Data records:
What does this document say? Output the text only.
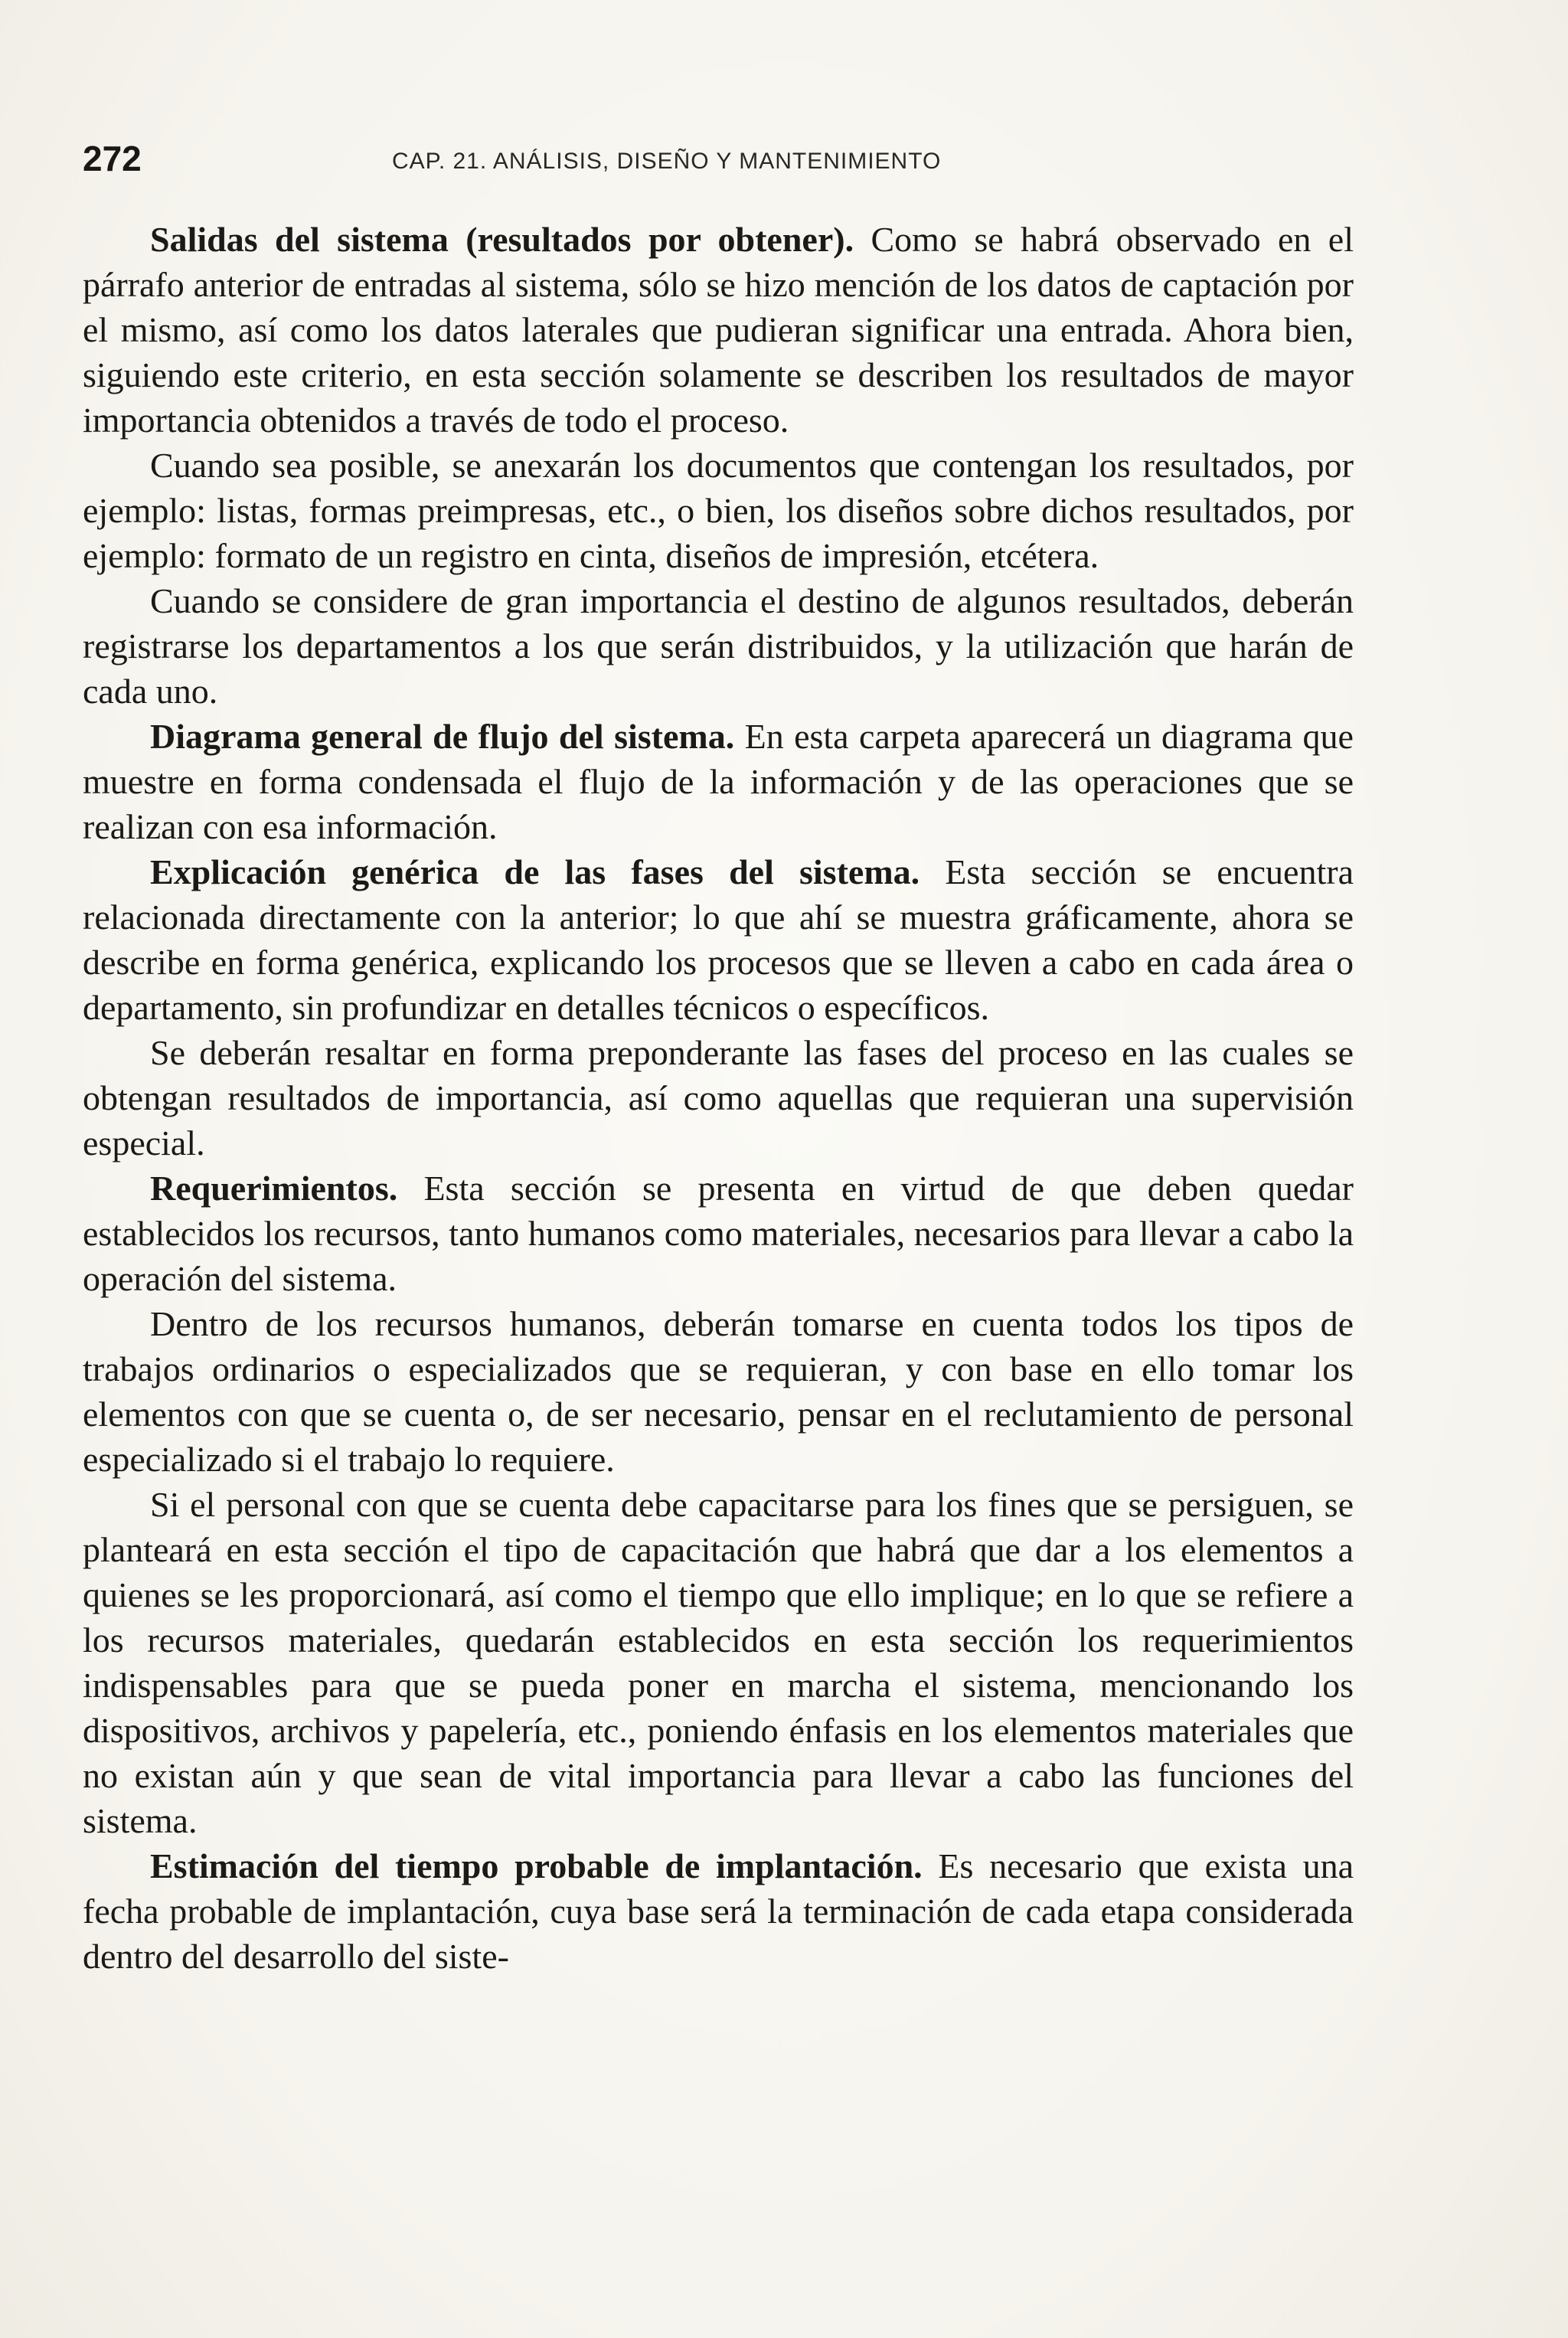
272	CAP. 21. ANÁLISIS, DISEÑO Y MANTENIMIENTO

Salidas del sistema (resultados por obtener). Como se habrá observado en el párrafo anterior de entradas al sistema, sólo se hizo mención de los datos de captación por el mismo, así como los datos laterales que pudieran significar una entrada. Ahora bien, siguiendo este criterio, en esta sección solamente se describen los resultados de mayor importancia obtenidos a través de todo el proceso.

Cuando sea posible, se anexarán los documentos que contengan los resultados, por ejemplo: listas, formas preimpresas, etc., o bien, los diseños sobre dichos resultados, por ejemplo: formato de un registro en cinta, diseños de impresión, etcétera.

Cuando se considere de gran importancia el destino de algunos resultados, deberán registrarse los departamentos a los que serán distribuidos, y la utilización que harán de cada uno.

Diagrama general de flujo del sistema. En esta carpeta aparecerá un diagrama que muestre en forma condensada el flujo de la información y de las operaciones que se realizan con esa información.

Explicación genérica de las fases del sistema. Esta sección se encuentra relacionada directamente con la anterior; lo que ahí se muestra gráficamente, ahora se describe en forma genérica, explicando los procesos que se lleven a cabo en cada área o departamento, sin profundizar en detalles técnicos o específicos.

Se deberán resaltar en forma preponderante las fases del proceso en las cuales se obtengan resultados de importancia, así como aquellas que requieran una supervisión especial.

Requerimientos. Esta sección se presenta en virtud de que deben quedar establecidos los recursos, tanto humanos como materiales, necesarios para llevar a cabo la operación del sistema.

Dentro de los recursos humanos, deberán tomarse en cuenta todos los tipos de trabajos ordinarios o especializados que se requieran, y con base en ello tomar los elementos con que se cuenta o, de ser necesario, pensar en el reclutamiento de personal especializado si el trabajo lo requiere.

Si el personal con que se cuenta debe capacitarse para los fines que se persiguen, se planteará en esta sección el tipo de capacitación que habrá que dar a los elementos a quienes se les proporcionará, así como el tiempo que ello implique; en lo que se refiere a los recursos materiales, quedarán establecidos en esta sección los requerimientos indispensables para que se pueda poner en marcha el sistema, mencionando los dispositivos, archivos y papelería, etc., poniendo énfasis en los elementos materiales que no existan aún y que sean de vital importancia para llevar a cabo las funciones del sistema.

Estimación del tiempo probable de implantación. Es necesario que exista una fecha probable de implantación, cuya base será la terminación de cada etapa considerada dentro del desarrollo del siste-
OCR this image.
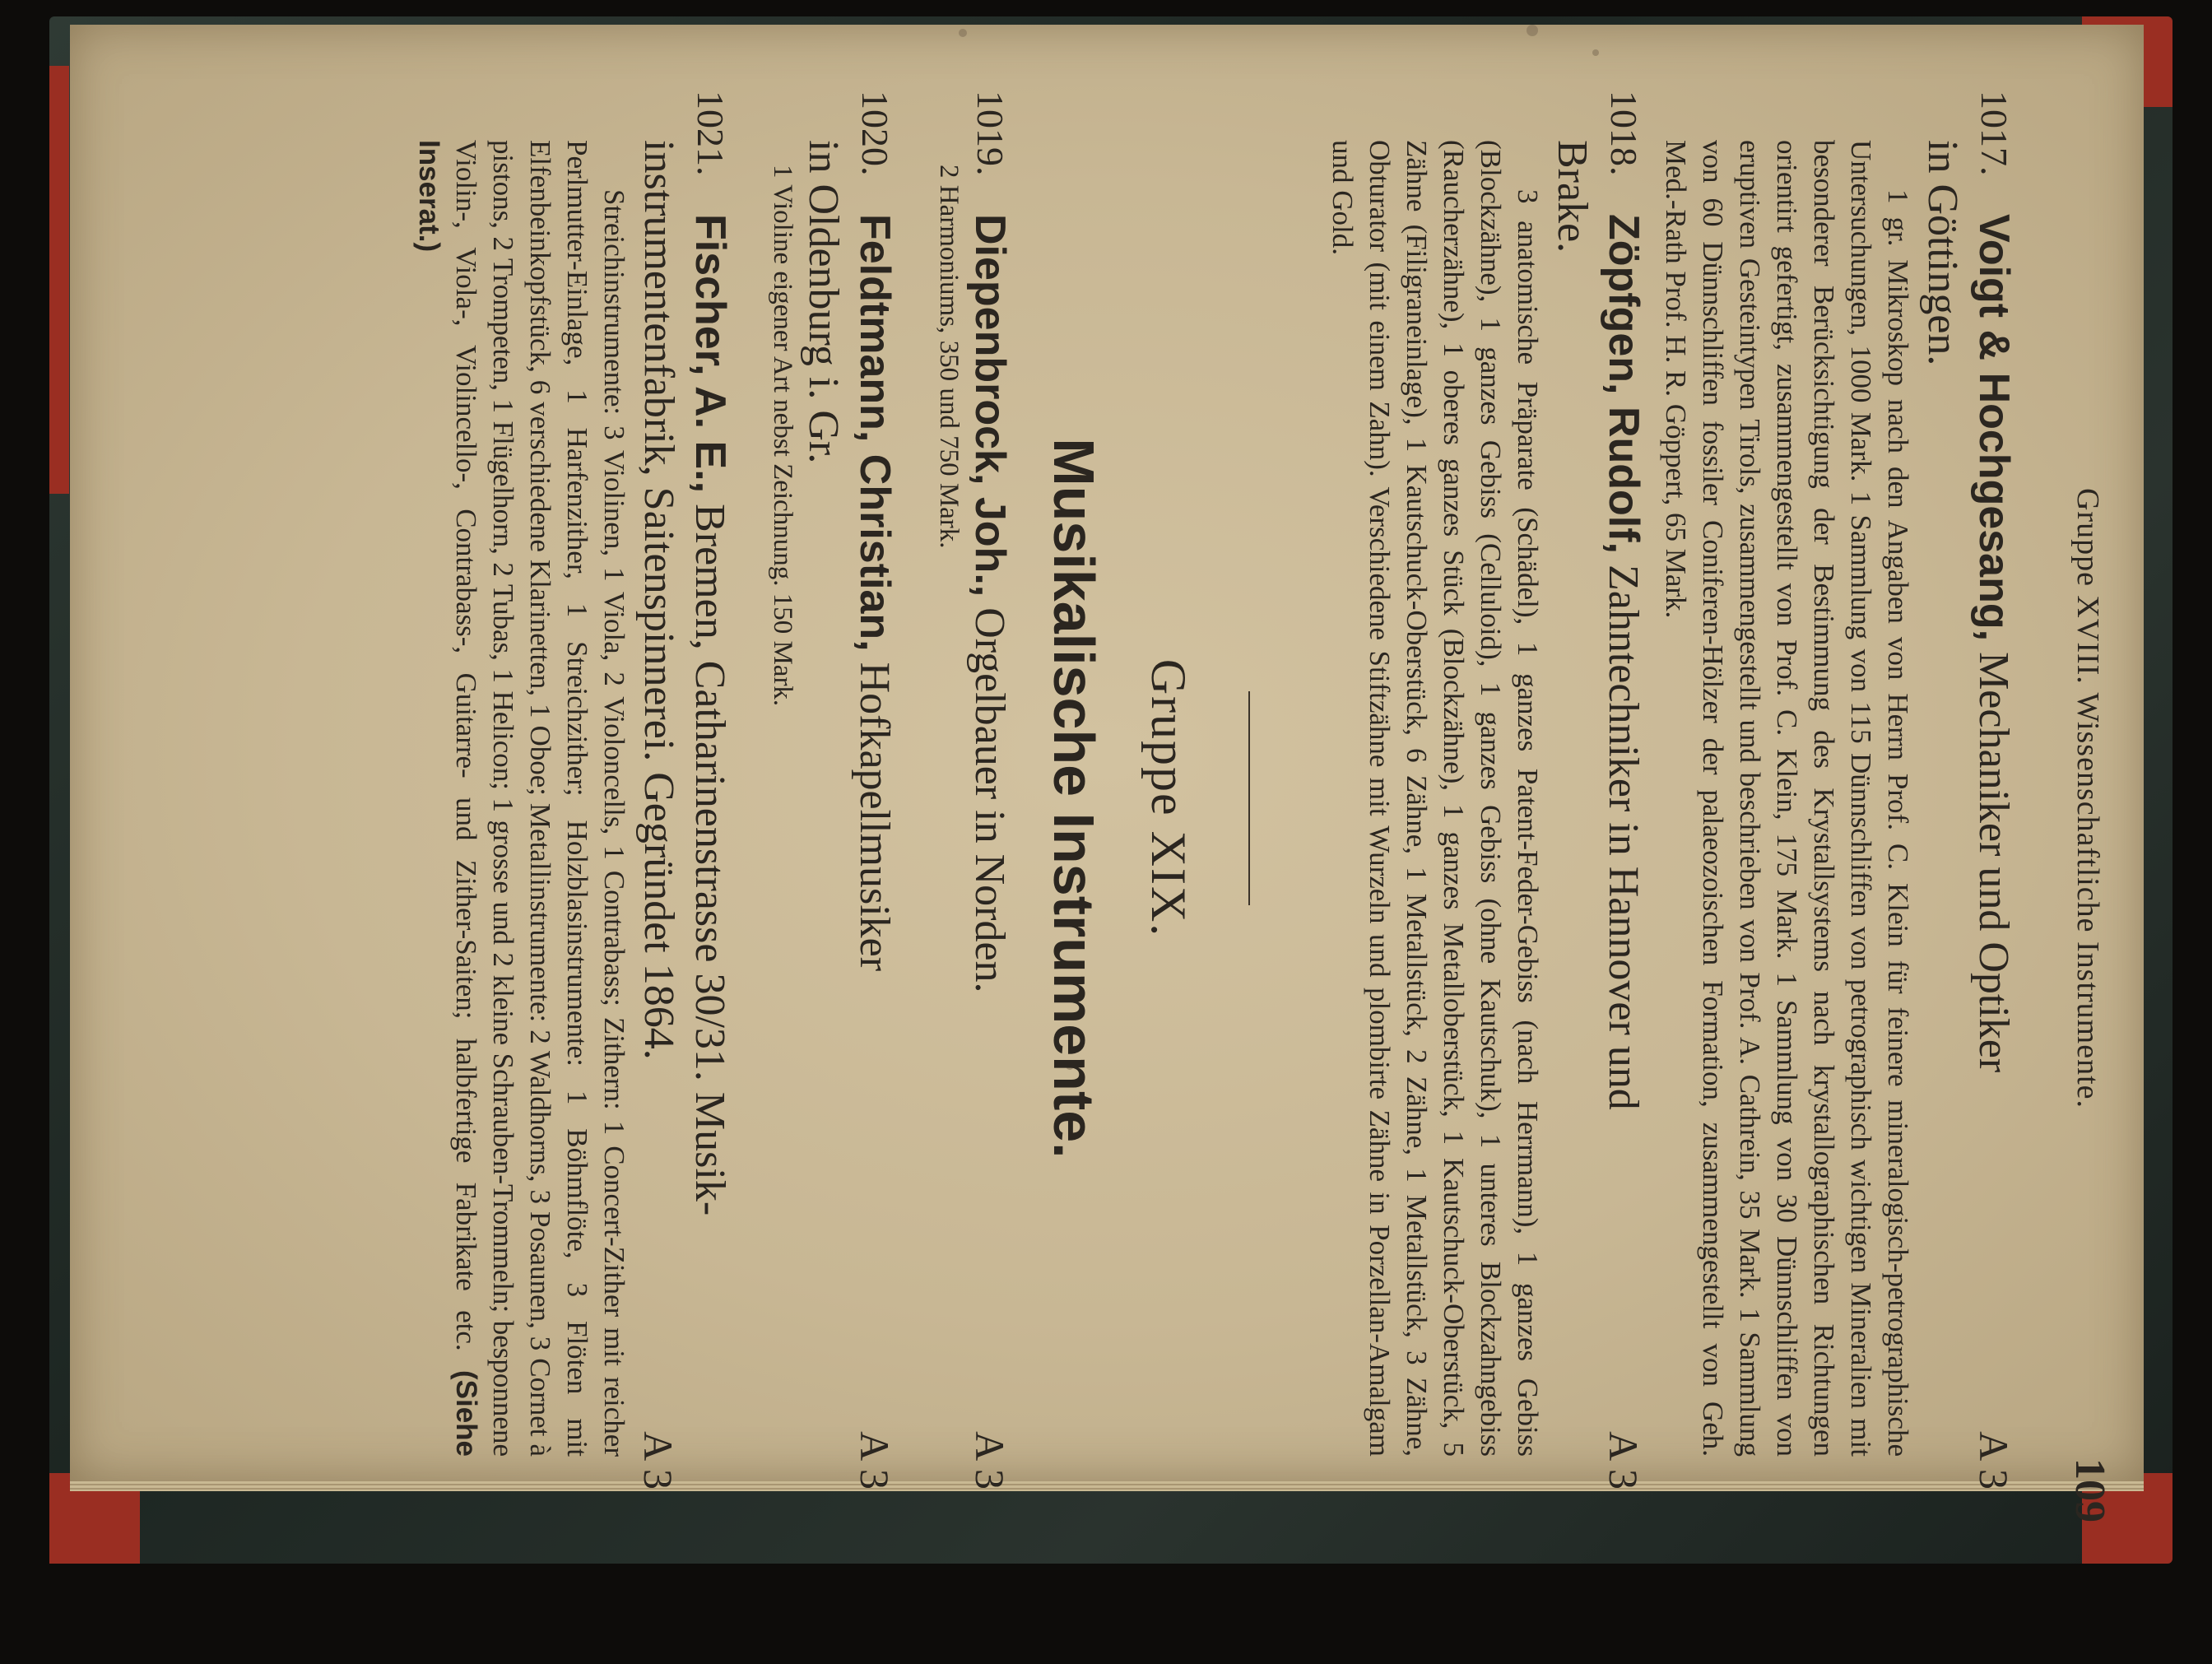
Gruppe XVIII. Wissenschaftliche Instrumente.
109
1017.
Voigt & Hochgesang, Mechaniker und Optiker
A 3
in Göttingen.
1 gr. Mikroskop nach den Angaben von Herrn Prof. C. Klein für feinere mineralogisch-petrographische Untersuchungen, 1000 Mark. 1 Sammlung von 115 Dünnschliffen von petrographisch wichtigen Mineralien mit besonderer Berücksichtigung der Bestimmung des Krystallsystems nach krystallographischen Richtungen orientirt gefertigt, zusammengestellt von Prof. C. Klein, 175 Mark. 1 Sammlung von 30 Dünnschliffen von eruptiven Gesteintypen Tirols, zusammengestellt und beschrieben von Prof. A. Cathrein, 35 Mark. 1 Sammlung von 60 Dünnschliffen fossiler Coniferen-Hölzer der palaeozoischen Formation, zusammengestellt von Geh. Med.-Rath Prof. H. R. Göppert, 65 Mark.
1018.
Zöpfgen, Rudolf, Zahntechniker in Hannover und
A 3
Brake.
3 anatomische Präparate (Schädel), 1 ganzes Patent-Feder-Gebiss (nach Herrmann), 1 ganzes Gebiss (Blockzähne), 1 ganzes Gebiss (Celluloid), 1 ganzes Gebiss (ohne Kautschuk), 1 unteres Blockzahngebiss (Raucherzähne), 1 oberes ganzes Stück (Blockzähne), 1 ganzes Metalloberstück, 1 Kautschuck-Oberstück, 5 Zähne (Filigraneinlage), 1 Kautschuck-Oberstück, 6 Zähne, 1 Metallstück, 2 Zähne, 1 Metallstück, 3 Zähne, Obturator (mit einem Zahn). Verschiedene Stiftzähne mit Wurzeln und plombirte Zähne in Porzellan-Amalgam und Gold.
Gruppe XIX.
Musikalische Instrumente.
1019.
Diepenbrock, Joh., Orgelbauer in Norden.
A 3
2 Harmoniums, 350 und 750 Mark.
1020.
Feldtmann, Christian, Hofkapellmusiker
A 3
in Oldenburg i. Gr.
1 Violine eigener Art nebst Zeichnung. 150 Mark.
1021.
Fischer, A. E., Bremen, Catharinenstrasse 30/31. Musik-
instrumentenfabrik, Saitenspinnerei. Gegründet 1864.
A 3
Streichinstrumente: 3 Violinen, 1 Viola, 2 Violoncells, 1 Contrabass; Zithern: 1 Concert-Zither mit reicher Perlmutter-Einlage, 1 Harfenzither, 1 Streichzither; Holzblasinstrumente: 1 Böhmflöte, 3 Flöten mit Elfenbeinkopfstück, 6 verschiedene Klarinetten, 1 Oboe; Metallinstrumente: 2 Waldhorns, 3 Posaunen, 3 Cornet à pistons, 2 Trompeten, 1 Flügelhorn, 2 Tubas, 1 Helicon; 1 grosse und 2 kleine Schrauben-Trommeln; besponnene Violin-, Viola-, Violincello-, Contrabass-, Guitarre- und Zither-Saiten; halbfertige Fabrikate etc. (Siehe Inserat.)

What you should do:
Tell how many lines hold the string "cuenta", giving the number and nothing else.

Full solution:
2